Print exactly the lines from the line with "Type out the text in this image." to the last line of the data, please, both included.
-- START Provided material --
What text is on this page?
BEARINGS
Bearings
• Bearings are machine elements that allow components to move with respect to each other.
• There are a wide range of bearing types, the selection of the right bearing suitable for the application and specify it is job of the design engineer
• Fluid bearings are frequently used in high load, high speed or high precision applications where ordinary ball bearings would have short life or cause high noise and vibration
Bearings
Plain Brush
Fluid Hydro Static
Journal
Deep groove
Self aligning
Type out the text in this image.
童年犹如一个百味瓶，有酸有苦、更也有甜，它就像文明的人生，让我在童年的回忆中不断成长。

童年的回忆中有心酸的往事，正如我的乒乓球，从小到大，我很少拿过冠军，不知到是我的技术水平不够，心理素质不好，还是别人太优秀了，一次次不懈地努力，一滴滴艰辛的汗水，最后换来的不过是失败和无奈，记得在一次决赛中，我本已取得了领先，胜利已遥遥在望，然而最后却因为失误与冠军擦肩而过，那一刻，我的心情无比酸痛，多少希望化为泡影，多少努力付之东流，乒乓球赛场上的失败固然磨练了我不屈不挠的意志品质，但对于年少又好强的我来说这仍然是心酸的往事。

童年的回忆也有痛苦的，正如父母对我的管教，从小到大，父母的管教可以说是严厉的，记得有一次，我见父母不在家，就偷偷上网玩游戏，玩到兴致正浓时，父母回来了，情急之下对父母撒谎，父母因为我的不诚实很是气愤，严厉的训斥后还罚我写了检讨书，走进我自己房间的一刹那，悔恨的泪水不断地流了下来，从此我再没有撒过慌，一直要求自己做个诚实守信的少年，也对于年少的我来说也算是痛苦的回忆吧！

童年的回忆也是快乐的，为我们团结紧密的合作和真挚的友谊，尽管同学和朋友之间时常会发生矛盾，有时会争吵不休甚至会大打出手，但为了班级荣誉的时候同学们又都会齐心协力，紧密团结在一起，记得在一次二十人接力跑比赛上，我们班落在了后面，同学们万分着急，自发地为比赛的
-- END Provided material --
Solution below »
Type out the text in this image.
童年犹如一个百味瓶，有酸有苦、更也有甜，它就像文明的人生，让我在童年的回忆中不断成长。

童年的回忆中有心酸的往事，正如我的乒乓球，从小到大，我很少拿过冠军，不知到是我的技术水平不够，心理素质不好，还是别人太优秀了，一次次不懈地努力，一滴滴艰辛的汗水，最后换来的不过是失败和无奈，记得在一次决赛中，我本已取得了领先，胜利已遥遥在望，然而最后却因为失误与冠军擦肩而过，那一刻，我的心情无比酸痛，多少希望化为泡影，多少努力付之东流，乒乓球赛场上的失败固然磨练了我不屈不挠的意志品质，但对于年少又好强的我来说这仍然是心酸的往事。

童年的回忆也有痛苦的，正如父母对我的管教，从小到大，父母的管教可以说是严厉的，记得有一次，我见父母不在家，就偷偷上网玩游戏，玩到兴致正浓时，父母回来了，情急之下对父母撒谎，父母因为我的不诚实很是气愤，严厉的训斥后还罚我写了检讨书，走进我自己房间的一刹那，悔恨的泪水不断地流了下来，从此我再没有撒过慌，一直要求自己做个诚实守信的少年，也对于年少的我来说也算是痛苦的回忆吧！

童年的回忆也是快乐的，为我们团结紧密的合作和真挚的友谊，尽管同学和朋友之间时常会发生矛盾，有时会争吵不休甚至会大打出手，但为了班级荣誉的时候同学们又都会齐心协力，紧密团结在一起，记得在一次二十人接力跑比赛上，我们班落在了后面，同学们万分着急，自发地为比赛的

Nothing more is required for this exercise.